Material provided:
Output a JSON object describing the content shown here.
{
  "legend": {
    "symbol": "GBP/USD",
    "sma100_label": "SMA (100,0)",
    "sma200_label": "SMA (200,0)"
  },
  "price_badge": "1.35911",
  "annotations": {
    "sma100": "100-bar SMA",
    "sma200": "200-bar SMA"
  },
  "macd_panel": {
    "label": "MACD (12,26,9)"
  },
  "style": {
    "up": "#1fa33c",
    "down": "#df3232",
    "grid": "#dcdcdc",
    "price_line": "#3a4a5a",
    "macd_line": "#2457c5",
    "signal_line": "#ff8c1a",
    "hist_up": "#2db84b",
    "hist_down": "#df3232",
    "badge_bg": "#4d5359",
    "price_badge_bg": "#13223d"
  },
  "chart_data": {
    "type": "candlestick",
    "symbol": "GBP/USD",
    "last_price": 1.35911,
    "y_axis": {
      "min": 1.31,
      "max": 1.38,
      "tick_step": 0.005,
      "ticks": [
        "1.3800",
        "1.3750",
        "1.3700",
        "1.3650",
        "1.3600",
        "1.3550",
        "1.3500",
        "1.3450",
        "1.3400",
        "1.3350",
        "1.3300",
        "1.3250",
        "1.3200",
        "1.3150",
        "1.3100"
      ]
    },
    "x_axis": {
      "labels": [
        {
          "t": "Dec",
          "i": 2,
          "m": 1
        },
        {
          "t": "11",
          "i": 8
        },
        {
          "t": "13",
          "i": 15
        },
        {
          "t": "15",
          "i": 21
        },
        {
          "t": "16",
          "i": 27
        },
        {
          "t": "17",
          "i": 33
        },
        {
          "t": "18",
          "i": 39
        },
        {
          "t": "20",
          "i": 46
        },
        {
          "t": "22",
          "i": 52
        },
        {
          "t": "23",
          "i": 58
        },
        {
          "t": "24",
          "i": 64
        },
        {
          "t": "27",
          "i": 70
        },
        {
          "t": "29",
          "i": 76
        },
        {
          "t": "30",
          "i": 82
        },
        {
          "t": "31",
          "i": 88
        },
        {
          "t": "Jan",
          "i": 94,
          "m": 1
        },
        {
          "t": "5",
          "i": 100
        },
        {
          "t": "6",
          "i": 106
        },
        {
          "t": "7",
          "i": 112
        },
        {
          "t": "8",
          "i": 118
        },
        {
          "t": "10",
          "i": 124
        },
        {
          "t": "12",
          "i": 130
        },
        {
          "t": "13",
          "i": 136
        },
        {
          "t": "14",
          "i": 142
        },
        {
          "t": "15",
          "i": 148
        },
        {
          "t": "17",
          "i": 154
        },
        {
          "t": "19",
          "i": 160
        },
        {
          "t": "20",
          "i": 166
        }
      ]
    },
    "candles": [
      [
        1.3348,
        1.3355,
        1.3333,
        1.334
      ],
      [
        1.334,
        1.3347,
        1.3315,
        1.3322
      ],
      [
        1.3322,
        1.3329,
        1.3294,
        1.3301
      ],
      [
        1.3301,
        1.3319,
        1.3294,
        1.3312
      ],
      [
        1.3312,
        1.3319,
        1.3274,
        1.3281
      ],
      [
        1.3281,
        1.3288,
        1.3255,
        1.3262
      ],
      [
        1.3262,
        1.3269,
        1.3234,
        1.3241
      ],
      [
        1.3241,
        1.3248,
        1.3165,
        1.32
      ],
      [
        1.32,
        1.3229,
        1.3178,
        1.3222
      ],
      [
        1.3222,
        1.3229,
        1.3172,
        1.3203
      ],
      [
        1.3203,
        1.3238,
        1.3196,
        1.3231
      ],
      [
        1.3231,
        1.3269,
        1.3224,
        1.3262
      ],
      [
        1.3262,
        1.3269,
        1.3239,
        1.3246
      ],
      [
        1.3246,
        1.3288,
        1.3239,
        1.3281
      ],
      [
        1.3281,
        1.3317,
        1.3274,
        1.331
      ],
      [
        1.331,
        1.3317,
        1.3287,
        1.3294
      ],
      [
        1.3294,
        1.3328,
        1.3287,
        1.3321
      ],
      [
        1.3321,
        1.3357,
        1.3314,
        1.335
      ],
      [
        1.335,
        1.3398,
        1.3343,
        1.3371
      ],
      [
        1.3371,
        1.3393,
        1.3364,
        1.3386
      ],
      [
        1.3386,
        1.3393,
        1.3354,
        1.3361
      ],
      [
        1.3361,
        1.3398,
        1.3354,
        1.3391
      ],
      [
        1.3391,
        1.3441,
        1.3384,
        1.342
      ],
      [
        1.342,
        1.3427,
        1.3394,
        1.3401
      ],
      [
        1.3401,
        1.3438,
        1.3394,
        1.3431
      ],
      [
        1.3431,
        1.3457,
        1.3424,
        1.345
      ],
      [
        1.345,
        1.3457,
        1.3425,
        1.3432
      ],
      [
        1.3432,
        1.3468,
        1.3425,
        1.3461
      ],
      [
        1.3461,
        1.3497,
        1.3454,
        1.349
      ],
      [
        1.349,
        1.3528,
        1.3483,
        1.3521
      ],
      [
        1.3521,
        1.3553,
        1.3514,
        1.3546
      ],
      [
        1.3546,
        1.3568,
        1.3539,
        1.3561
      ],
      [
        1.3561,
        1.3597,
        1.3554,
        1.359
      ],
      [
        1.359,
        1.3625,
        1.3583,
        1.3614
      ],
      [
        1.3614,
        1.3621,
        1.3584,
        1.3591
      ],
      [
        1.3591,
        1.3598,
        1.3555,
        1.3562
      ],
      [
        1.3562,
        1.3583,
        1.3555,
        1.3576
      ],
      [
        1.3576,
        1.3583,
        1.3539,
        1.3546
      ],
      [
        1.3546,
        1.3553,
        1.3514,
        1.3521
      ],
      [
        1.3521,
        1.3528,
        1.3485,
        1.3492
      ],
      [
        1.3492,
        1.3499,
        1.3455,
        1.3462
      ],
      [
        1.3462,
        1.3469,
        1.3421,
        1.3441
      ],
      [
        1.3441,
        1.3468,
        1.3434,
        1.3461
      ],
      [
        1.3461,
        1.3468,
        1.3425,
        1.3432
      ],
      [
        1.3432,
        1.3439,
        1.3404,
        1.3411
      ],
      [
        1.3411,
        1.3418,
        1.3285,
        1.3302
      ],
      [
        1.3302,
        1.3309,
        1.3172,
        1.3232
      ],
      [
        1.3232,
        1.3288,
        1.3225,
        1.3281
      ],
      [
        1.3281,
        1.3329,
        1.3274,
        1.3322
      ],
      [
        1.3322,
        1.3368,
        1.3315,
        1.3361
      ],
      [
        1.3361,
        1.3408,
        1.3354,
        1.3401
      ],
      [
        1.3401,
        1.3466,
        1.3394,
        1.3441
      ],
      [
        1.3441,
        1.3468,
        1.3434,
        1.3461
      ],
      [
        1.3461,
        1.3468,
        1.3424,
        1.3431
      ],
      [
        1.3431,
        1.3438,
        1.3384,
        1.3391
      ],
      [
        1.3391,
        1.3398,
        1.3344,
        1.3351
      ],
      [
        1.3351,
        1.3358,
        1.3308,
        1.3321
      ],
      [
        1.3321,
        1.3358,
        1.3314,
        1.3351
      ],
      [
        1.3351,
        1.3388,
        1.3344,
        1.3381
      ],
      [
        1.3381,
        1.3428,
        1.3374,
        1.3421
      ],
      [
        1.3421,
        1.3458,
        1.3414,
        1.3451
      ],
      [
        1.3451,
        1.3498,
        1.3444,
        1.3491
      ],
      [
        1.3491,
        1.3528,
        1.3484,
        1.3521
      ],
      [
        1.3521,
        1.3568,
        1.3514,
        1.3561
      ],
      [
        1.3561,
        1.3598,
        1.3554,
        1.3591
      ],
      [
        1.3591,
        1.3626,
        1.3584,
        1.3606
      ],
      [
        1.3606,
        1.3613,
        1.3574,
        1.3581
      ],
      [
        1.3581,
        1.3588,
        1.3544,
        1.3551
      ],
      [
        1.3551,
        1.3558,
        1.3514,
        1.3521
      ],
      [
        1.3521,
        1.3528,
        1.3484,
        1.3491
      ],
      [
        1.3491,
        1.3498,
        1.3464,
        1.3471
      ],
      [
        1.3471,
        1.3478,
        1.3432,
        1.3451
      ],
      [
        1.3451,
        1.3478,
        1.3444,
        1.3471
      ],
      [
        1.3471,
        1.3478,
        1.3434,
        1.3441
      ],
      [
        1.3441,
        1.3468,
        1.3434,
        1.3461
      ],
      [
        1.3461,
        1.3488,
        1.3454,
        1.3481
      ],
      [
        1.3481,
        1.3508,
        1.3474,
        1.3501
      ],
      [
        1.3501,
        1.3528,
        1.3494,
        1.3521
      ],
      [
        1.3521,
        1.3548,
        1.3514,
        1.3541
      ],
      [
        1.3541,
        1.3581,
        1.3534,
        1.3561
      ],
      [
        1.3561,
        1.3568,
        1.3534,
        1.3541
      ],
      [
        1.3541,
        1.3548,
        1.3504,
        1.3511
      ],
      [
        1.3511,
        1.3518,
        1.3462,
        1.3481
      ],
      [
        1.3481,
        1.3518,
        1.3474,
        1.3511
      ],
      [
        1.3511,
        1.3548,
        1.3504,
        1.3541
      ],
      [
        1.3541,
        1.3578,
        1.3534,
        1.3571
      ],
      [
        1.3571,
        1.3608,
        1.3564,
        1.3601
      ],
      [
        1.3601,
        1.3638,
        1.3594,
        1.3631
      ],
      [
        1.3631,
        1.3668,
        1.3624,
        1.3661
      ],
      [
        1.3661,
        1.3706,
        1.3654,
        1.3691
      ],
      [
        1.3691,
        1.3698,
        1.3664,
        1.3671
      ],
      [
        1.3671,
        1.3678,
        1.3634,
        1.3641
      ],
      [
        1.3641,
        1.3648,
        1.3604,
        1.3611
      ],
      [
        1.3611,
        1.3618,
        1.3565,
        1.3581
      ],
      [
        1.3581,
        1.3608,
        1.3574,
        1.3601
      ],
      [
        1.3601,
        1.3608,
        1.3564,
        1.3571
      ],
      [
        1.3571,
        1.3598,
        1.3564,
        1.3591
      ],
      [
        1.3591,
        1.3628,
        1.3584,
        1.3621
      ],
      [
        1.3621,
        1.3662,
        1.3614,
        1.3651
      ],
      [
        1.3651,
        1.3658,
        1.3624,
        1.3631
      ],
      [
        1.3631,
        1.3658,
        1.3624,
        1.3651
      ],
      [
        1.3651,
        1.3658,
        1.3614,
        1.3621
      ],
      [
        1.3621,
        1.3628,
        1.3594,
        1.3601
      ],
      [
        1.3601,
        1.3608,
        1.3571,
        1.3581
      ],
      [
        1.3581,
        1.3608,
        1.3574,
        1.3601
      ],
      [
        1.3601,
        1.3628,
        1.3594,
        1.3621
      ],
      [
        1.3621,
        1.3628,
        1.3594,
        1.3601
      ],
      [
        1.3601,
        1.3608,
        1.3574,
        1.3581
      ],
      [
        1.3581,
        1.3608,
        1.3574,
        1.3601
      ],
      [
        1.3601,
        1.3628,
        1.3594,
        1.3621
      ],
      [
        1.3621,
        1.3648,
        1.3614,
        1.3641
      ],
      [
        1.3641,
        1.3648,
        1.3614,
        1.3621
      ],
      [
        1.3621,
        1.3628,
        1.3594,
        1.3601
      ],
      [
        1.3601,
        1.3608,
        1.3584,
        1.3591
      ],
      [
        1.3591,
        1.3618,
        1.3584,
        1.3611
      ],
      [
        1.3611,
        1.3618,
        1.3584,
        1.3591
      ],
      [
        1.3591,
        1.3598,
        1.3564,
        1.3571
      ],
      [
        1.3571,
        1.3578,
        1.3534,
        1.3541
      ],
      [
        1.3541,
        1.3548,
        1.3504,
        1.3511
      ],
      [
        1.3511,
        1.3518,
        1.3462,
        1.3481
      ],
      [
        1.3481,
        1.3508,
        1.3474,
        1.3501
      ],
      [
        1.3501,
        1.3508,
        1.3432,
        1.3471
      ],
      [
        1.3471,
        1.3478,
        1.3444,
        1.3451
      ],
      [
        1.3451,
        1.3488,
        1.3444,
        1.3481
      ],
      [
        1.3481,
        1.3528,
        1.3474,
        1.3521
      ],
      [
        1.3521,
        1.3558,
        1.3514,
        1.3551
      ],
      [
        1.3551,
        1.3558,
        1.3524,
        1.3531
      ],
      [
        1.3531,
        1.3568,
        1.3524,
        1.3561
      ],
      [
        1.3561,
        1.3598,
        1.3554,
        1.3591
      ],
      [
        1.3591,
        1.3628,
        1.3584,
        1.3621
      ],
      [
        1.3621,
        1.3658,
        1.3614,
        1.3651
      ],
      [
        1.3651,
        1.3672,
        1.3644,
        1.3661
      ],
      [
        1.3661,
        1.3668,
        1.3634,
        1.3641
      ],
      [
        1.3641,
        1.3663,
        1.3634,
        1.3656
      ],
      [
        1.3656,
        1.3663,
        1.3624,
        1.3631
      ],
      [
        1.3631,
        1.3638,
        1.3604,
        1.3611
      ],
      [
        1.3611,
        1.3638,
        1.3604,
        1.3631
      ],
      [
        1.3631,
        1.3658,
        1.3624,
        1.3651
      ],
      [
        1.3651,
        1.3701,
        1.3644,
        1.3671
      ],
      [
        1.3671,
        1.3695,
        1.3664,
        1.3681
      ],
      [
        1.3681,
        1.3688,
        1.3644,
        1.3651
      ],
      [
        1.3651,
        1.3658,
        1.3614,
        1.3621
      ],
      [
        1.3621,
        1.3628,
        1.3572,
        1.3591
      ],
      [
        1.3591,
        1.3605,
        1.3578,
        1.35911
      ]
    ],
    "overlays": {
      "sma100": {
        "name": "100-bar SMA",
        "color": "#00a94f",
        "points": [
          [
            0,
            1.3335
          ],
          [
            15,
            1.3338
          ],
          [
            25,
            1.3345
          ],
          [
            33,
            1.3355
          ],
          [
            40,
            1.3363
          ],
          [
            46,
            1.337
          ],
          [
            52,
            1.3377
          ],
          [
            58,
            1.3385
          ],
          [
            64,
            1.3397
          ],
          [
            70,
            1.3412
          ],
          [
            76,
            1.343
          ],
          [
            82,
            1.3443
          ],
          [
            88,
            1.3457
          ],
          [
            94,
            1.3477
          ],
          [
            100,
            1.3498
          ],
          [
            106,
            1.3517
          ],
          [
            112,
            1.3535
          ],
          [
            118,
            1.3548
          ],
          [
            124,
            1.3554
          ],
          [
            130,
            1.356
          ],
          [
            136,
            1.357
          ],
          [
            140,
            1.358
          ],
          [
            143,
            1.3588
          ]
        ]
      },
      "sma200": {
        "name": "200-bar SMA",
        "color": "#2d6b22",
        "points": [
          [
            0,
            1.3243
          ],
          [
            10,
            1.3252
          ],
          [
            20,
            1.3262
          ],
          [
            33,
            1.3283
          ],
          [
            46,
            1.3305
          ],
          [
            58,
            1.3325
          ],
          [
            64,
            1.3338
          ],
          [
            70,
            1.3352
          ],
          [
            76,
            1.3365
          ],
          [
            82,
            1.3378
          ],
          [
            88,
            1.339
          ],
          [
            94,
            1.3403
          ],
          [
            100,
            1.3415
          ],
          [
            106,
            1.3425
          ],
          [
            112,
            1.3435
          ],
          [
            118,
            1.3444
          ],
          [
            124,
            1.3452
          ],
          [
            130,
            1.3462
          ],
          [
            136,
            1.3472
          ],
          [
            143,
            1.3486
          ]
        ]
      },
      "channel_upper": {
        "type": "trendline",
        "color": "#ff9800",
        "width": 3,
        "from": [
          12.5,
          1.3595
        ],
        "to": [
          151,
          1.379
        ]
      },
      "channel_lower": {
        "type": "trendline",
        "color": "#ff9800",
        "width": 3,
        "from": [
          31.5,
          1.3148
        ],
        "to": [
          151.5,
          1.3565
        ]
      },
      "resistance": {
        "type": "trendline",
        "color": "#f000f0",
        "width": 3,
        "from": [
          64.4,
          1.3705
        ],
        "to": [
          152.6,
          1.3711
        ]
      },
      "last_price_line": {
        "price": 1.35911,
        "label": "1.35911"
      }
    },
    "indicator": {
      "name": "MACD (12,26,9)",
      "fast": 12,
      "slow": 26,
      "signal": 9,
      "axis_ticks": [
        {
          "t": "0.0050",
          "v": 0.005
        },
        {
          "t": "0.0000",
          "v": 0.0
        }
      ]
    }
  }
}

Goal of the exercise:
Say how many lines of the listing above contain "color", with no other words.

Task output:
5